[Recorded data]
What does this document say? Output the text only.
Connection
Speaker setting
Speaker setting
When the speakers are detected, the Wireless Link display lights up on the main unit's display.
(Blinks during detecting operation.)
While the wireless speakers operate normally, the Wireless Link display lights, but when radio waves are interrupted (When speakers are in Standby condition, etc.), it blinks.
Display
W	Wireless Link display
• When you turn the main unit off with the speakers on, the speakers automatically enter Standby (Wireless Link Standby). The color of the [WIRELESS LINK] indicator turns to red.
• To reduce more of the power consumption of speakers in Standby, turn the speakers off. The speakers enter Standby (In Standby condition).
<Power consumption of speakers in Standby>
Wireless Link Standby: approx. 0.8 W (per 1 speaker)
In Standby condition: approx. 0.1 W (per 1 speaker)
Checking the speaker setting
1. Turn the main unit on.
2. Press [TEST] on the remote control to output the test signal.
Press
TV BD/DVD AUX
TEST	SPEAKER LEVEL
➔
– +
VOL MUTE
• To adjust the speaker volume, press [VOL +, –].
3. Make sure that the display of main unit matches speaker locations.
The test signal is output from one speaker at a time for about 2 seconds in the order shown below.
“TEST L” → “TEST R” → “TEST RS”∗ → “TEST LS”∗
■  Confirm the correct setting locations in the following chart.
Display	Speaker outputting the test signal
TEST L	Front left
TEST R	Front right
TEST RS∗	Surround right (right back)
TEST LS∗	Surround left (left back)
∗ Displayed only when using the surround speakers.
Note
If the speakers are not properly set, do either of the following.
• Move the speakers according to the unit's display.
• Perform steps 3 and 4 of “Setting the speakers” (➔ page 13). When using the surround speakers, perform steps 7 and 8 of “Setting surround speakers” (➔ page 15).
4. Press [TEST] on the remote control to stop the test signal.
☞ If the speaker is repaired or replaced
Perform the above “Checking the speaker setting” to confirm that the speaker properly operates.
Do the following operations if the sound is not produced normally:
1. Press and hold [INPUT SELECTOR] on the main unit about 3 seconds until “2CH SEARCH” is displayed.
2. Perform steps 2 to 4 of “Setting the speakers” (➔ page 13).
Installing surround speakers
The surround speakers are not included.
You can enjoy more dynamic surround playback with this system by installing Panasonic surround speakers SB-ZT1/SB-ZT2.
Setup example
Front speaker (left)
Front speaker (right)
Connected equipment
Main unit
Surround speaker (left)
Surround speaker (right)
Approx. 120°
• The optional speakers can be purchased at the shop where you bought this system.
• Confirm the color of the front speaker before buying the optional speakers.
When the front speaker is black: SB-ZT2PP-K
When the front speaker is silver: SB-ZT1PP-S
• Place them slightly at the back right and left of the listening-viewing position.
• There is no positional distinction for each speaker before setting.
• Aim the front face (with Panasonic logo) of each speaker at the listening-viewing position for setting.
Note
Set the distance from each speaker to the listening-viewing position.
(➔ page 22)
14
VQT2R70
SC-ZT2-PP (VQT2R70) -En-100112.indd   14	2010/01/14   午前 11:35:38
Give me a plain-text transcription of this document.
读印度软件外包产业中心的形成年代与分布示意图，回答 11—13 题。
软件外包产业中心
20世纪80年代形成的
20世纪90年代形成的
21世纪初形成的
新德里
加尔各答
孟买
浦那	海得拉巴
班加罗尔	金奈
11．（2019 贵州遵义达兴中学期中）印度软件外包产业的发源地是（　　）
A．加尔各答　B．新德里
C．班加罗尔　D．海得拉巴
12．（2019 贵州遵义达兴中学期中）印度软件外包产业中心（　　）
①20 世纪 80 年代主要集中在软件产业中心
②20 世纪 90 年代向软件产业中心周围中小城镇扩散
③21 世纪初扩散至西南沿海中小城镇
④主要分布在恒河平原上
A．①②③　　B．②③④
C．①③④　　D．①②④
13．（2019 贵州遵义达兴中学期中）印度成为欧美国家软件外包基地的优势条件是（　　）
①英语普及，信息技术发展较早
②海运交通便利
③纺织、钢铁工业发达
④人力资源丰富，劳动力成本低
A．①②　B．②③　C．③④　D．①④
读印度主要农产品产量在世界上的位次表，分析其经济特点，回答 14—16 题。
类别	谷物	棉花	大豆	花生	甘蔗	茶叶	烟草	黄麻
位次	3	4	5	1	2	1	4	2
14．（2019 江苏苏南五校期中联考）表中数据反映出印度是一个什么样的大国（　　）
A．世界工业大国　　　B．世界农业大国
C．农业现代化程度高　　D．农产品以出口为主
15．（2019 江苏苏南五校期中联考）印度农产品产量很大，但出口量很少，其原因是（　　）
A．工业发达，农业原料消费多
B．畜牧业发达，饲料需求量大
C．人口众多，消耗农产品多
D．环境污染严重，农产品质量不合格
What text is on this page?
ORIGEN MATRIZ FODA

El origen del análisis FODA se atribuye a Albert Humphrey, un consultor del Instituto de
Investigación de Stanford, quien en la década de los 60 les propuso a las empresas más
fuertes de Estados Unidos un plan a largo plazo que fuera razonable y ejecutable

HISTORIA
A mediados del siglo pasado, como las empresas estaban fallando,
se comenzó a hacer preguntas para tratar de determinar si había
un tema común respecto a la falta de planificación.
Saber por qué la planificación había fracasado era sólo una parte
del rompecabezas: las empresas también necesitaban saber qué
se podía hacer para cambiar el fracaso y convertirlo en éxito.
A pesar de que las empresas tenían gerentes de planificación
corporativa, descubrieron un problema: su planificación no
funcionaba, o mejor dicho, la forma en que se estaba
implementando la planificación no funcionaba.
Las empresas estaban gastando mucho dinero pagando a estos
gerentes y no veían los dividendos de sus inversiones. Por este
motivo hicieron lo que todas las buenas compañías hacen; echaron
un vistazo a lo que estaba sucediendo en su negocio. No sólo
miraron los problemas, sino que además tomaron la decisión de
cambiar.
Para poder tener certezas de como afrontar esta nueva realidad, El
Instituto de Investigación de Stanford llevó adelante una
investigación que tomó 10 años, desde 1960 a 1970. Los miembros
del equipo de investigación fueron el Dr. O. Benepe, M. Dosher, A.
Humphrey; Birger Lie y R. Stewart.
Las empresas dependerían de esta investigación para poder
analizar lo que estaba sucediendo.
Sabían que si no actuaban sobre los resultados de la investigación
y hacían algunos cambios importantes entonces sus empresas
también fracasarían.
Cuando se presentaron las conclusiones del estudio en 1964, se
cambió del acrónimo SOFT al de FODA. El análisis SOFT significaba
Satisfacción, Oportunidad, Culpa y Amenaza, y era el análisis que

What is being asked:
The records above are to be repeated exactly, in their entirety.

Answer below:
What does this document say? Output the text only.
Connection
Speaker setting
Speaker setting
When the speakers are detected, the Wireless Link display lights up on the main unit's display.
(Blinks during detecting operation.)
While the wireless speakers operate normally, the Wireless Link display lights, but when radio waves are interrupted (When speakers are in Standby condition, etc.), it blinks.
Display
W	Wireless Link display
• When you turn the main unit off with the speakers on, the speakers automatically enter Standby (Wireless Link Standby). The color of the [WIRELESS LINK] indicator turns to red.
• To reduce more of the power consumption of speakers in Standby, turn the speakers off. The speakers enter Standby (In Standby condition).
<Power consumption of speakers in Standby>
Wireless Link Standby: approx. 0.8 W (per 1 speaker)
In Standby condition: approx. 0.1 W (per 1 speaker)
Checking the speaker setting
1. Turn the main unit on.
2. Press [TEST] on the remote control to output the test signal.
Press
TV BD/DVD AUX
TEST	SPEAKER LEVEL
➔
– +
VOL MUTE
• To adjust the speaker volume, press [VOL +, –].
3. Make sure that the display of main unit matches speaker locations.
The test signal is output from one speaker at a time for about 2 seconds in the order shown below.
“TEST L” → “TEST R” → “TEST RS”∗ → “TEST LS”∗
■  Confirm the correct setting locations in the following chart.
Display	Speaker outputting the test signal
TEST L	Front left
TEST R	Front right
TEST RS∗	Surround right (right back)
TEST LS∗	Surround left (left back)
∗ Displayed only when using the surround speakers.
Note
If the speakers are not properly set, do either of the following.
• Move the speakers according to the unit's display.
• Perform steps 3 and 4 of “Setting the speakers” (➔ page 13). When using the surround speakers, perform steps 7 and 8 of “Setting surround speakers” (➔ page 15).
4. Press [TEST] on the remote control to stop the test signal.
☞ If the speaker is repaired or replaced
Perform the above “Checking the speaker setting” to confirm that the speaker properly operates.
Do the following operations if the sound is not produced normally:
1. Press and hold [INPUT SELECTOR] on the main unit about 3 seconds until “2CH SEARCH” is displayed.
2. Perform steps 2 to 4 of “Setting the speakers” (➔ page 13).
Installing surround speakers
The surround speakers are not included.
You can enjoy more dynamic surround playback with this system by installing Panasonic surround speakers SB-ZT1/SB-ZT2.
Setup example
Front speaker (left)
Front speaker (right)
Connected equipment
Main unit
Surround speaker (left)
Surround speaker (right)
Approx. 120°
• The optional speakers can be purchased at the shop where you bought this system.
• Confirm the color of the front speaker before buying the optional speakers.
When the front speaker is black: SB-ZT2PP-K
When the front speaker is silver: SB-ZT1PP-S
• Place them slightly at the back right and left of the listening-viewing position.
• There is no positional distinction for each speaker before setting.
• Aim the front face (with Panasonic logo) of each speaker at the listening-viewing position for setting.
Note
Set the distance from each speaker to the listening-viewing position.
(➔ page 22)
14
VQT2R70
SC-ZT2-PP (VQT2R70) -En-100112.indd   14	2010/01/14   午前 11:35:38
Give me a plain-text transcription of this document.
读印度软件外包产业中心的形成年代与分布示意图，回答 11—13 题。
软件外包产业中心
20世纪80年代形成的
20世纪90年代形成的
21世纪初形成的
新德里
加尔各答
孟买
浦那	海得拉巴
班加罗尔	金奈
11．（2019 贵州遵义达兴中学期中）印度软件外包产业的发源地是（　　）
A．加尔各答　B．新德里
C．班加罗尔　D．海得拉巴
12．（2019 贵州遵义达兴中学期中）印度软件外包产业中心（　　）
①20 世纪 80 年代主要集中在软件产业中心
②20 世纪 90 年代向软件产业中心周围中小城镇扩散
③21 世纪初扩散至西南沿海中小城镇
④主要分布在恒河平原上
A．①②③　　B．②③④
C．①③④　　D．①②④
13．（2019 贵州遵义达兴中学期中）印度成为欧美国家软件外包基地的优势条件是（　　）
①英语普及，信息技术发展较早
②海运交通便利
③纺织、钢铁工业发达
④人力资源丰富，劳动力成本低
A．①②　B．②③　C．③④　D．①④
读印度主要农产品产量在世界上的位次表，分析其经济特点，回答 14—16 题。
类别	谷物	棉花	大豆	花生	甘蔗	茶叶	烟草	黄麻
位次	3	4	5	1	2	1	4	2
14．（2019 江苏苏南五校期中联考）表中数据反映出印度是一个什么样的大国（　　）
A．世界工业大国　　　B．世界农业大国
C．农业现代化程度高　　D．农产品以出口为主
15．（2019 江苏苏南五校期中联考）印度农产品产量很大，但出口量很少，其原因是（　　）
A．工业发达，农业原料消费多
B．畜牧业发达，饲料需求量大
C．人口众多，消耗农产品多
D．环境污染严重，农产品质量不合格
What text is on this page?
ORIGEN MATRIZ FODA

El origen del análisis FODA se atribuye a Albert Humphrey, un consultor del Instituto de
Investigación de Stanford, quien en la década de los 60 les propuso a las empresas más
fuertes de Estados Unidos un plan a largo plazo que fuera razonable y ejecutable

HISTORIA
A mediados del siglo pasado, como las empresas estaban fallando,
se comenzó a hacer preguntas para tratar de determinar si había
un tema común respecto a la falta de planificación.
Saber por qué la planificación había fracasado era sólo una parte
del rompecabezas: las empresas también necesitaban saber qué
se podía hacer para cambiar el fracaso y convertirlo en éxito.
A pesar de que las empresas tenían gerentes de planificación
corporativa, descubrieron un problema: su planificación no
funcionaba, o mejor dicho, la forma en que se estaba
implementando la planificación no funcionaba.
Las empresas estaban gastando mucho dinero pagando a estos
gerentes y no veían los dividendos de sus inversiones. Por este
motivo hicieron lo que todas las buenas compañías hacen; echaron
un vistazo a lo que estaba sucediendo en su negocio. No sólo
miraron los problemas, sino que además tomaron la decisión de
cambiar.
Para poder tener certezas de como afrontar esta nueva realidad, El
Instituto de Investigación de Stanford llevó adelante una
investigación que tomó 10 años, desde 1960 a 1970. Los miembros
del equipo de investigación fueron el Dr. O. Benepe, M. Dosher, A.
Humphrey; Birger Lie y R. Stewart.
Las empresas dependerían de esta investigación para poder
analizar lo que estaba sucediendo.
Sabían que si no actuaban sobre los resultados de la investigación
y hacían algunos cambios importantes entonces sus empresas
también fracasarían.
Cuando se presentaron las conclusiones del estudio en 1964, se
cambió del acrónimo SOFT al de FODA. El análisis SOFT significaba
Satisfacción, Oportunidad, Culpa y Amenaza, y era el análisis que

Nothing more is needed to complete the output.